---- Materials provided

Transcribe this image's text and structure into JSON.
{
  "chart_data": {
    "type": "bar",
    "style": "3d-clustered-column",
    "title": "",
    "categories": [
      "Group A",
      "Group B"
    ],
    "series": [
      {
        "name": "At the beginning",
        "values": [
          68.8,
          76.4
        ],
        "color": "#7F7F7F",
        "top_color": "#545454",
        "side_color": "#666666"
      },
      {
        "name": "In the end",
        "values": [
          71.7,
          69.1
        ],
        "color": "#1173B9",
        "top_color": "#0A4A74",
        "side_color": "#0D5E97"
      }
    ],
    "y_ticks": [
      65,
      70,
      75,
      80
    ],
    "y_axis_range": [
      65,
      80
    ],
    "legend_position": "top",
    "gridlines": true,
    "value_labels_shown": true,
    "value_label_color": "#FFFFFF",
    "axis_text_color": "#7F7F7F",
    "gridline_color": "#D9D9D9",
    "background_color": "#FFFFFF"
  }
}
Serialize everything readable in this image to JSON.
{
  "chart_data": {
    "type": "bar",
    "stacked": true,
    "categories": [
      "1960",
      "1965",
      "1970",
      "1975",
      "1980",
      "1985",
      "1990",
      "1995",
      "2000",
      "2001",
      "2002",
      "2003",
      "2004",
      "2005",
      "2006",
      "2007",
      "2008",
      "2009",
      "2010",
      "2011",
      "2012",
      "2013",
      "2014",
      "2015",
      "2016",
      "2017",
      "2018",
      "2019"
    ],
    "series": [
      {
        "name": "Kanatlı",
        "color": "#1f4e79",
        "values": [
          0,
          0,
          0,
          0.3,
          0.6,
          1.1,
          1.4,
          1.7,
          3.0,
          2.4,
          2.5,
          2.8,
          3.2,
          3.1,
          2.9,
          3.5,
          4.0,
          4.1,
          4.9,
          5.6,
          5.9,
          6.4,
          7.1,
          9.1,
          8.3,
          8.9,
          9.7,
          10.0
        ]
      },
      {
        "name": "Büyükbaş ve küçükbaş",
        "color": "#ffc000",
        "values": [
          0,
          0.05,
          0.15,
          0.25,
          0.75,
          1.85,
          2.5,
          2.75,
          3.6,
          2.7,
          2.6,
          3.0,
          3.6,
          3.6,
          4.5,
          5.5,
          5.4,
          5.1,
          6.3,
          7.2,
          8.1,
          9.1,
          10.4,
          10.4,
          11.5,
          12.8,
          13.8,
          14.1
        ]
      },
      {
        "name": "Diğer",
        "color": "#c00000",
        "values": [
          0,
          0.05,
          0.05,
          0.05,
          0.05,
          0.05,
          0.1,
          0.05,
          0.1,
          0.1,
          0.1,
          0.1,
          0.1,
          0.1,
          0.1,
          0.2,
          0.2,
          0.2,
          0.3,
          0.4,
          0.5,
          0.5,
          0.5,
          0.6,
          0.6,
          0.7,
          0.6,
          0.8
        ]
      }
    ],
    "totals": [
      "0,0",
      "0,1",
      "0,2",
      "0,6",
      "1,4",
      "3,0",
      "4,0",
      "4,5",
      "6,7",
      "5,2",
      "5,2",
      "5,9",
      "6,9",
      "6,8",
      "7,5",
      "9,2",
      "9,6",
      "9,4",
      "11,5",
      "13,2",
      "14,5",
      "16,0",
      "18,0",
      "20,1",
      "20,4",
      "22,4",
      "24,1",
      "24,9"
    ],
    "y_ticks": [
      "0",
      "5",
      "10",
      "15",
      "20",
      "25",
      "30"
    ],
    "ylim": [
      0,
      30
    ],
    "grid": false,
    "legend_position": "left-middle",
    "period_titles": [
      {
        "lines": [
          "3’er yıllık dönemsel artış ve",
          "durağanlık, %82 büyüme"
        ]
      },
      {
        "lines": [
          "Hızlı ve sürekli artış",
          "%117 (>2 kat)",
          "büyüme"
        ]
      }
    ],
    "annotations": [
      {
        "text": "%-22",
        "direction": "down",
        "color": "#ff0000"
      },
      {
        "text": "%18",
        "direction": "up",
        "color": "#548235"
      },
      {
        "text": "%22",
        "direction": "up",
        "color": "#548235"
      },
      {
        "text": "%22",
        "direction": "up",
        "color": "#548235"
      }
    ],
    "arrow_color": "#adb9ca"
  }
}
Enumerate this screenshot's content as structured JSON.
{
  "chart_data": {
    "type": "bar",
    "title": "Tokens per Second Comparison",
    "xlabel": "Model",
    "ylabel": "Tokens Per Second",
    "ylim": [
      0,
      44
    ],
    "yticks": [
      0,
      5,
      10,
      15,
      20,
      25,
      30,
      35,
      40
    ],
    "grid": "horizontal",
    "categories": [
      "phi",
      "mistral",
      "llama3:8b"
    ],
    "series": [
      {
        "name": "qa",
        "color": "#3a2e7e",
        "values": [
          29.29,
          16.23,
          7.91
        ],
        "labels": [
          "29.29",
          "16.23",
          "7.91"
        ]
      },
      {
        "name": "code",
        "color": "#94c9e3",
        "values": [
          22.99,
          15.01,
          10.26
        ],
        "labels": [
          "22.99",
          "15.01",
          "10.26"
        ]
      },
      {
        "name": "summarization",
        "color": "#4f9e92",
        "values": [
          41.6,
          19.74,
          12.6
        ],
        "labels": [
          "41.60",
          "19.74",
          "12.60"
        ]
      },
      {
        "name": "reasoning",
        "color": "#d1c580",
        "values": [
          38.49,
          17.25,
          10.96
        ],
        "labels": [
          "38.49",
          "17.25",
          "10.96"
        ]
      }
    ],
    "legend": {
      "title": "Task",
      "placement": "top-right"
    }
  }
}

--------

Exercise brief →
From the line containing "Enumerate this screenshot's" down to the last line, reproduce the records exactly. Include both ends.

Exercise result →
Enumerate this screenshot's content as structured JSON.
{
  "chart_data": {
    "type": "bar",
    "title": "Tokens per Second Comparison",
    "xlabel": "Model",
    "ylabel": "Tokens Per Second",
    "ylim": [
      0,
      44
    ],
    "yticks": [
      0,
      5,
      10,
      15,
      20,
      25,
      30,
      35,
      40
    ],
    "grid": "horizontal",
    "categories": [
      "phi",
      "mistral",
      "llama3:8b"
    ],
    "series": [
      {
        "name": "qa",
        "color": "#3a2e7e",
        "values": [
          29.29,
          16.23,
          7.91
        ],
        "labels": [
          "29.29",
          "16.23",
          "7.91"
        ]
      },
      {
        "name": "code",
        "color": "#94c9e3",
        "values": [
          22.99,
          15.01,
          10.26
        ],
        "labels": [
          "22.99",
          "15.01",
          "10.26"
        ]
      },
      {
        "name": "summarization",
        "color": "#4f9e92",
        "values": [
          41.6,
          19.74,
          12.6
        ],
        "labels": [
          "41.60",
          "19.74",
          "12.60"
        ]
      },
      {
        "name": "reasoning",
        "color": "#d1c580",
        "values": [
          38.49,
          17.25,
          10.96
        ],
        "labels": [
          "38.49",
          "17.25",
          "10.96"
        ]
      }
    ],
    "legend": {
      "title": "Task",
      "placement": "top-right"
    }
  }
}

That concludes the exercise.